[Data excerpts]
--- BEGIN ---
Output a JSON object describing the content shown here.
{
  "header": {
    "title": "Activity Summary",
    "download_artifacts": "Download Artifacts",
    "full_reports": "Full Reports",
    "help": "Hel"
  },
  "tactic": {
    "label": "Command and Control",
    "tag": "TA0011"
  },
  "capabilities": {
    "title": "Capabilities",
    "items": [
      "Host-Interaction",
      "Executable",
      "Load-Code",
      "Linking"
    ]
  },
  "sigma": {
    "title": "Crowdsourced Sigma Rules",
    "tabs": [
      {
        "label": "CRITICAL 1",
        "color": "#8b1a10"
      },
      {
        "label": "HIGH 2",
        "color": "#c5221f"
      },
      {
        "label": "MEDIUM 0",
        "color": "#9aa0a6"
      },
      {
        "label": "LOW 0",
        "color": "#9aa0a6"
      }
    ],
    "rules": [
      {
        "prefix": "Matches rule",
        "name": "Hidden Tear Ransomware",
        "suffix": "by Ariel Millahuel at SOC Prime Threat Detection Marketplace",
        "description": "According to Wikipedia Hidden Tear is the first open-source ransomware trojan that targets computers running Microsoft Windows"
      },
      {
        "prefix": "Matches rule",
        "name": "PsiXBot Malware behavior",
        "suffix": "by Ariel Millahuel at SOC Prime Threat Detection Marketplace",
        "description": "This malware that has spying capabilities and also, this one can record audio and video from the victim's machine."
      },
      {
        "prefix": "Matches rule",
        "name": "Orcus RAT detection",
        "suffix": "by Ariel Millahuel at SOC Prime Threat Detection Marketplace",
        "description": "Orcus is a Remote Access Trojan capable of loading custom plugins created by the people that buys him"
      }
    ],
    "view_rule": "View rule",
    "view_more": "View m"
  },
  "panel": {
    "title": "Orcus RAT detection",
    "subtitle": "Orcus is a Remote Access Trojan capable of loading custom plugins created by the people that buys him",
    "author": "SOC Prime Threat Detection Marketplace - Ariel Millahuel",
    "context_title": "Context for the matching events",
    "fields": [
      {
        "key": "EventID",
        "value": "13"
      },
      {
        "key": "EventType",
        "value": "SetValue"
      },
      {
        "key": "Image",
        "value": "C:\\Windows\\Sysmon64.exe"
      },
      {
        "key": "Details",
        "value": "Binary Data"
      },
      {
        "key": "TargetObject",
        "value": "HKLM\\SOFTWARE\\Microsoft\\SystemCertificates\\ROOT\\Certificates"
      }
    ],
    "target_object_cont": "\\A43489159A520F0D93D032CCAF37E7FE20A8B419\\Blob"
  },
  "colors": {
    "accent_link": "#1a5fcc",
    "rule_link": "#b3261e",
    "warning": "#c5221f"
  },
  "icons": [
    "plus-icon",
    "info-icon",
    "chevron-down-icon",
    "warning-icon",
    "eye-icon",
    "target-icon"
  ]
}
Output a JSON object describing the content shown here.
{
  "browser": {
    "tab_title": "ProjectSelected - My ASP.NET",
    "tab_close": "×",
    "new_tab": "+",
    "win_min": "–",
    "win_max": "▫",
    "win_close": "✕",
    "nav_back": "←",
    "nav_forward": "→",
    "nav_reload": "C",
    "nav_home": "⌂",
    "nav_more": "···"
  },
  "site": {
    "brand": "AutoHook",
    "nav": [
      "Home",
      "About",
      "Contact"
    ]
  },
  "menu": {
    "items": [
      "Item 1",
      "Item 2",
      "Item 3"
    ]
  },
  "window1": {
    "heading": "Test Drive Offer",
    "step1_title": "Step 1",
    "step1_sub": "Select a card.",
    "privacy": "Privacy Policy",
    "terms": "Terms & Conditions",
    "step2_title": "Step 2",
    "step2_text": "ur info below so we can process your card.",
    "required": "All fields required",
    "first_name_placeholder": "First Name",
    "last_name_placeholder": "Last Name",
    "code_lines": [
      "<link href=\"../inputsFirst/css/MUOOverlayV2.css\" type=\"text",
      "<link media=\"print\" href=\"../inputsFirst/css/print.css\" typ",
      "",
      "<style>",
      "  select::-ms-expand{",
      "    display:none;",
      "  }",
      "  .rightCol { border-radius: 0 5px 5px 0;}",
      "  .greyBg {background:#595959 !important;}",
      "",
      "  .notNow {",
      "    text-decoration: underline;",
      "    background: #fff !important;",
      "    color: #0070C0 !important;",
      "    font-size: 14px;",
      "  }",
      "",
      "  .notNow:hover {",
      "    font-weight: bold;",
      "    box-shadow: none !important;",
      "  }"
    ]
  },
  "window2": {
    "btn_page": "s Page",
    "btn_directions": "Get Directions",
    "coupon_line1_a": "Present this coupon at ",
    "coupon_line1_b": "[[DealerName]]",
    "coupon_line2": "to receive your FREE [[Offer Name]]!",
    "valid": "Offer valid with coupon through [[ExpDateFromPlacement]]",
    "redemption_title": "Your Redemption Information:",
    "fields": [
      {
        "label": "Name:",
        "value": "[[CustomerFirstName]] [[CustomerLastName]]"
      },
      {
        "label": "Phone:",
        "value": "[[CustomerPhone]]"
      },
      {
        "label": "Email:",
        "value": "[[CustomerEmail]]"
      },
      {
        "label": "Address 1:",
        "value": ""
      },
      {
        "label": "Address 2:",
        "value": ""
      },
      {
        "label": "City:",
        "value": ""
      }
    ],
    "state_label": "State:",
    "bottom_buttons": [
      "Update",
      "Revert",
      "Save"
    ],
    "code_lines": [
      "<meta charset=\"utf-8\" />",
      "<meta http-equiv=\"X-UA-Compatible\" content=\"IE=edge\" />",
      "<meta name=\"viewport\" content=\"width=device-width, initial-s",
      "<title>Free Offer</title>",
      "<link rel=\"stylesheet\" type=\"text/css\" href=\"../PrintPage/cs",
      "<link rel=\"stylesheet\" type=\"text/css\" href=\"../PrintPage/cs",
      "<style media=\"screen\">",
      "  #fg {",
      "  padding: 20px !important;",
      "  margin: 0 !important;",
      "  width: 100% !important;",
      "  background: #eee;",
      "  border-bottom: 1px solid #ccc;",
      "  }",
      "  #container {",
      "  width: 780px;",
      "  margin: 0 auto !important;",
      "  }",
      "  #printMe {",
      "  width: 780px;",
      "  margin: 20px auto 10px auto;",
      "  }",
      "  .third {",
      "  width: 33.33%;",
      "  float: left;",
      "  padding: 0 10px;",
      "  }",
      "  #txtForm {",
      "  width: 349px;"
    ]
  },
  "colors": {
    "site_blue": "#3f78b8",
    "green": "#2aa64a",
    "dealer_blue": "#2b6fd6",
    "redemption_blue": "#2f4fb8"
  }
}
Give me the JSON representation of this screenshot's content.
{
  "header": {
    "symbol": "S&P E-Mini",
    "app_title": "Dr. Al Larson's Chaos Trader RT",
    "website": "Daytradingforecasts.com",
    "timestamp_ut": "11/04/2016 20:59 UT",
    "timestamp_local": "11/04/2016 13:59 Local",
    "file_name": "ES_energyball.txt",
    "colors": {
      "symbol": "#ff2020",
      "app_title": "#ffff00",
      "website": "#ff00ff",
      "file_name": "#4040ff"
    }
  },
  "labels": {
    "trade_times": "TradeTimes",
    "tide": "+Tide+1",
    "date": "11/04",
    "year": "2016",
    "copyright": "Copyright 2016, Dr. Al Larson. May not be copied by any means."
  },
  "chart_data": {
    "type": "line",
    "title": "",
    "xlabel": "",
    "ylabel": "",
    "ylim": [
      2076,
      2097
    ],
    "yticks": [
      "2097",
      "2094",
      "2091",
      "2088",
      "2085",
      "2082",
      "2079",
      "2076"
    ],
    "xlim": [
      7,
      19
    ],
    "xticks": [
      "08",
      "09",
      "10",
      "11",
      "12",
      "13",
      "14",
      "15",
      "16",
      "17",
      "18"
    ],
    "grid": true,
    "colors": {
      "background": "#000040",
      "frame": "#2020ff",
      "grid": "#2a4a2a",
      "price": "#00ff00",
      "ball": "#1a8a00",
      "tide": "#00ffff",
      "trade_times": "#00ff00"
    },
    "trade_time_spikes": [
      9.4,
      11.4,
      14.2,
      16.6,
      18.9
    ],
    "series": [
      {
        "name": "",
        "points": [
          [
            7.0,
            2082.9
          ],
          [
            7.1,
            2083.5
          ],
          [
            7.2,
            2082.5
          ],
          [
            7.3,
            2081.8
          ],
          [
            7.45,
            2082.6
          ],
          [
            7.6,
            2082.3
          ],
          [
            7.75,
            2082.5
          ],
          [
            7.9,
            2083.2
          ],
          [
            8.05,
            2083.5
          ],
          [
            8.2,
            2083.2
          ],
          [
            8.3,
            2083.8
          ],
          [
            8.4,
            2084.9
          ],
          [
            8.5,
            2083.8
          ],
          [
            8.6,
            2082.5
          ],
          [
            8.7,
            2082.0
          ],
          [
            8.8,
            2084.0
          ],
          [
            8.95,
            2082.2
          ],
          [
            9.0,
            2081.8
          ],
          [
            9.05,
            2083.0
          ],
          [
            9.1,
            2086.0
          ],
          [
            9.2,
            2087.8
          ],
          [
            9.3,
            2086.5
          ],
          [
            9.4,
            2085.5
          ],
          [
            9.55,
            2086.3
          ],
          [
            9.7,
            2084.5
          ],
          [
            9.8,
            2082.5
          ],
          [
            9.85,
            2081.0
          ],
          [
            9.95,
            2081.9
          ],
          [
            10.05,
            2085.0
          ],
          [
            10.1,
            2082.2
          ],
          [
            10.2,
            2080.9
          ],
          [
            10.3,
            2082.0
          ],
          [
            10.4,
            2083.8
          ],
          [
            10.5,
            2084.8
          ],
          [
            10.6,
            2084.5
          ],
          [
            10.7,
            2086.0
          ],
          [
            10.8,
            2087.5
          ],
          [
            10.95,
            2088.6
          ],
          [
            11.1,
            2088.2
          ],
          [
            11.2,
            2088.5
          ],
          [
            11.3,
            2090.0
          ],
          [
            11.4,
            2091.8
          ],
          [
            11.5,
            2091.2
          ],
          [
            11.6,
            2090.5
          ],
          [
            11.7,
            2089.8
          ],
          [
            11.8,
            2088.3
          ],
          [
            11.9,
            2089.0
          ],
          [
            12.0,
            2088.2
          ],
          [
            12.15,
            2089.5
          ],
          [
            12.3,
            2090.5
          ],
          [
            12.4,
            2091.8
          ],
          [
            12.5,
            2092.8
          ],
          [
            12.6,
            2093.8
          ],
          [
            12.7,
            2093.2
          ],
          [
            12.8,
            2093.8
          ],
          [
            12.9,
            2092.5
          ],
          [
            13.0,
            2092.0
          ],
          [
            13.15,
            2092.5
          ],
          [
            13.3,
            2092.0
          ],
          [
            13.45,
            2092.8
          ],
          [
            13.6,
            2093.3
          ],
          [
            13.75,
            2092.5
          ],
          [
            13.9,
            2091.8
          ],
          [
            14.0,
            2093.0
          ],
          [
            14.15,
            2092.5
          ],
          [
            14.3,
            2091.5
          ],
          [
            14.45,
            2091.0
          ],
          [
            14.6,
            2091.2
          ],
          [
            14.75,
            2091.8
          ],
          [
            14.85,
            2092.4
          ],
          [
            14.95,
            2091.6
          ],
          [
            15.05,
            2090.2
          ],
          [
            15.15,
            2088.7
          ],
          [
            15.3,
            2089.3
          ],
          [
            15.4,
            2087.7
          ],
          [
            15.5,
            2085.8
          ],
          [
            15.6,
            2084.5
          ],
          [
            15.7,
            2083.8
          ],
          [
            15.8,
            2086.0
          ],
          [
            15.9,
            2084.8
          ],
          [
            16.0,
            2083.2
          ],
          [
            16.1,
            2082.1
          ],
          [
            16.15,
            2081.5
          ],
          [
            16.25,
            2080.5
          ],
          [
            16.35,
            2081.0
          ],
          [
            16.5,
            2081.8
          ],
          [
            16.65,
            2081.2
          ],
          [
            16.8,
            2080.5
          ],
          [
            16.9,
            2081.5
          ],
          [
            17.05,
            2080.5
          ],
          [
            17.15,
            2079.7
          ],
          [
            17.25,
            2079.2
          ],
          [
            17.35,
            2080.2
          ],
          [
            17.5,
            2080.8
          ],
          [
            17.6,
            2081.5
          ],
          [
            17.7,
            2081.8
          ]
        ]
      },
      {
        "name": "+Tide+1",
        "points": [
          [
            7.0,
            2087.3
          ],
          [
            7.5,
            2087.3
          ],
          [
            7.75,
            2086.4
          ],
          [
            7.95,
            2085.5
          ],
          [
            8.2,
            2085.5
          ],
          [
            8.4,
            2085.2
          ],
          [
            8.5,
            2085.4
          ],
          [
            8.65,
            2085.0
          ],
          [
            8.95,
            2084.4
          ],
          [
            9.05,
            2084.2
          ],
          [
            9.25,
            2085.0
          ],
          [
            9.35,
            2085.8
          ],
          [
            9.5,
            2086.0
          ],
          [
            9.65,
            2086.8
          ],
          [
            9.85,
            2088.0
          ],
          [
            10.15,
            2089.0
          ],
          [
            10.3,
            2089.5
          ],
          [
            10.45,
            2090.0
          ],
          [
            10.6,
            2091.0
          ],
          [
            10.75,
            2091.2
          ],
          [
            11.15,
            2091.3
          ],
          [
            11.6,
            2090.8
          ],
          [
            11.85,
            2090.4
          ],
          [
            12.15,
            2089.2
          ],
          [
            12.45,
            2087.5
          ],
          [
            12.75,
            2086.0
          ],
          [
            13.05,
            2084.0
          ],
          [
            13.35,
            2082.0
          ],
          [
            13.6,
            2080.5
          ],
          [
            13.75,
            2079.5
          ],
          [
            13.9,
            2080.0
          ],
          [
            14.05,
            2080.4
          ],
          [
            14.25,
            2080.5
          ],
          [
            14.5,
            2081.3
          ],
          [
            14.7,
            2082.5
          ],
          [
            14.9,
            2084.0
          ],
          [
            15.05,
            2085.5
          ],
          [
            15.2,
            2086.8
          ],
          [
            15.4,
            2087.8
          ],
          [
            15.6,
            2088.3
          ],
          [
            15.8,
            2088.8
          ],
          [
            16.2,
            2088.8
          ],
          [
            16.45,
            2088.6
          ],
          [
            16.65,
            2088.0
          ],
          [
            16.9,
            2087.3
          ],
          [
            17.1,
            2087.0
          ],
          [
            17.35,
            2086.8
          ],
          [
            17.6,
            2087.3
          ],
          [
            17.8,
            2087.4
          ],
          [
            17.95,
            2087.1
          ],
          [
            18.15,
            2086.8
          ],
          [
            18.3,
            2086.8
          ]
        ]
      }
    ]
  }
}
--- END ---
Return every line of the preceding records in which the word "card" appears.

■ **Task answer**
    "step1_sub": "Select a card.",
    "step2_text": "ur info below so we can process your card.",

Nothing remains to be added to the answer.